(Recorded data)
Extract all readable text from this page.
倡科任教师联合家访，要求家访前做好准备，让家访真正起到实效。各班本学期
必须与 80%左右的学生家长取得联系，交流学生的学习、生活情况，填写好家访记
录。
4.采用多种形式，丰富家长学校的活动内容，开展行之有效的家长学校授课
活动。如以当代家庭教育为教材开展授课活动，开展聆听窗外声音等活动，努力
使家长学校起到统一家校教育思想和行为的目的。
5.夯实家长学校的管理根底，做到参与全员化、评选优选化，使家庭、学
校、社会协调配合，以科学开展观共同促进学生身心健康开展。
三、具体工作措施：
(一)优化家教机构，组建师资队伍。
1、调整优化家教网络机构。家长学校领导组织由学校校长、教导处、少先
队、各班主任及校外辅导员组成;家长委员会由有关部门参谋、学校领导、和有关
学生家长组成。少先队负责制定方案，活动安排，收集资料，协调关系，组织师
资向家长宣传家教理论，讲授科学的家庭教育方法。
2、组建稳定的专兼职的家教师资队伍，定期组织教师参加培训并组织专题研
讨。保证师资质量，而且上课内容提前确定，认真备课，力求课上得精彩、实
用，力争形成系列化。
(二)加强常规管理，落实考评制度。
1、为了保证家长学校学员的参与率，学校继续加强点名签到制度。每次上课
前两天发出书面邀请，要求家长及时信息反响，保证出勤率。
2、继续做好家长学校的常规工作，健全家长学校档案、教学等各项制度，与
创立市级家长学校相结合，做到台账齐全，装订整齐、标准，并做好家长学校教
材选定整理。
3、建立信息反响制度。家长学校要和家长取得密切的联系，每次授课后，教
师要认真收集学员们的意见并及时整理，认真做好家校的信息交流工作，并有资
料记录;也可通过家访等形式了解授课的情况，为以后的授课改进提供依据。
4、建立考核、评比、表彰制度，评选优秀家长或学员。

_REQUIREMENT_
Extract each line of the listing above, copying it word for word.

_EXERCISE RESPONSE_
Extract all readable text from this page.
倡科任教师联合家访，要求家访前做好准备，让家访真正起到实效。各班本学期
必须与 80%左右的学生家长取得联系，交流学生的学习、生活情况，填写好家访记
录。
4.采用多种形式，丰富家长学校的活动内容，开展行之有效的家长学校授课
活动。如以当代家庭教育为教材开展授课活动，开展聆听窗外声音等活动，努力
使家长学校起到统一家校教育思想和行为的目的。
5.夯实家长学校的管理根底，做到参与全员化、评选优选化，使家庭、学
校、社会协调配合，以科学开展观共同促进学生身心健康开展。
三、具体工作措施：
(一)优化家教机构，组建师资队伍。
1、调整优化家教网络机构。家长学校领导组织由学校校长、教导处、少先
队、各班主任及校外辅导员组成;家长委员会由有关部门参谋、学校领导、和有关
学生家长组成。少先队负责制定方案，活动安排，收集资料，协调关系，组织师
资向家长宣传家教理论，讲授科学的家庭教育方法。
2、组建稳定的专兼职的家教师资队伍，定期组织教师参加培训并组织专题研
讨。保证师资质量，而且上课内容提前确定，认真备课，力求课上得精彩、实
用，力争形成系列化。
(二)加强常规管理，落实考评制度。
1、为了保证家长学校学员的参与率，学校继续加强点名签到制度。每次上课
前两天发出书面邀请，要求家长及时信息反响，保证出勤率。
2、继续做好家长学校的常规工作，健全家长学校档案、教学等各项制度，与
创立市级家长学校相结合，做到台账齐全，装订整齐、标准，并做好家长学校教
材选定整理。
3、建立信息反响制度。家长学校要和家长取得密切的联系，每次授课后，教
师要认真收集学员们的意见并及时整理，认真做好家校的信息交流工作，并有资
料记录;也可通过家访等形式了解授课的情况，为以后的授课改进提供依据。
4、建立考核、评比、表彰制度，评选优秀家长或学员。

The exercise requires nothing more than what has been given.